***** MATERIALS PROVIDED *****

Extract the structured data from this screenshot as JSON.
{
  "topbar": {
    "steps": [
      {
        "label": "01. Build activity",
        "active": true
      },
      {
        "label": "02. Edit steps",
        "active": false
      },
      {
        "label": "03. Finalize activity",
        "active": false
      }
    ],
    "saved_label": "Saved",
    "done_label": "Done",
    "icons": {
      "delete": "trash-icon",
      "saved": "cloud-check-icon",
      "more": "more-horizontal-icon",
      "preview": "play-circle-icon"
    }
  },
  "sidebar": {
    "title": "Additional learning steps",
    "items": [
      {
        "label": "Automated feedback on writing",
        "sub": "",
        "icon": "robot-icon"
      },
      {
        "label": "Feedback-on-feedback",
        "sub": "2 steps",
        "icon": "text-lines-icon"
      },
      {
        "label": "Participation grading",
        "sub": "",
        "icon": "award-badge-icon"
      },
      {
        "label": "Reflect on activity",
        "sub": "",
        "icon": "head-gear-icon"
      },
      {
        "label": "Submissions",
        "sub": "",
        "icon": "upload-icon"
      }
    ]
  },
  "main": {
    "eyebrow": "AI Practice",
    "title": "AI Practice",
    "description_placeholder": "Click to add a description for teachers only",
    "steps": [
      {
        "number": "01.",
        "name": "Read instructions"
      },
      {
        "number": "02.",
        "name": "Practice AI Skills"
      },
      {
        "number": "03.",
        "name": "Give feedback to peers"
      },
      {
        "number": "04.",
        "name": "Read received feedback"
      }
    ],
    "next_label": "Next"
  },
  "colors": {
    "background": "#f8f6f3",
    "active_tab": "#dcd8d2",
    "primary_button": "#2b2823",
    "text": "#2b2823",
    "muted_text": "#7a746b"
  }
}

*****

Tally how many lines in the material above hold the word "Read". Write only that number.

ANSWER TO THE EXERCISE ->
2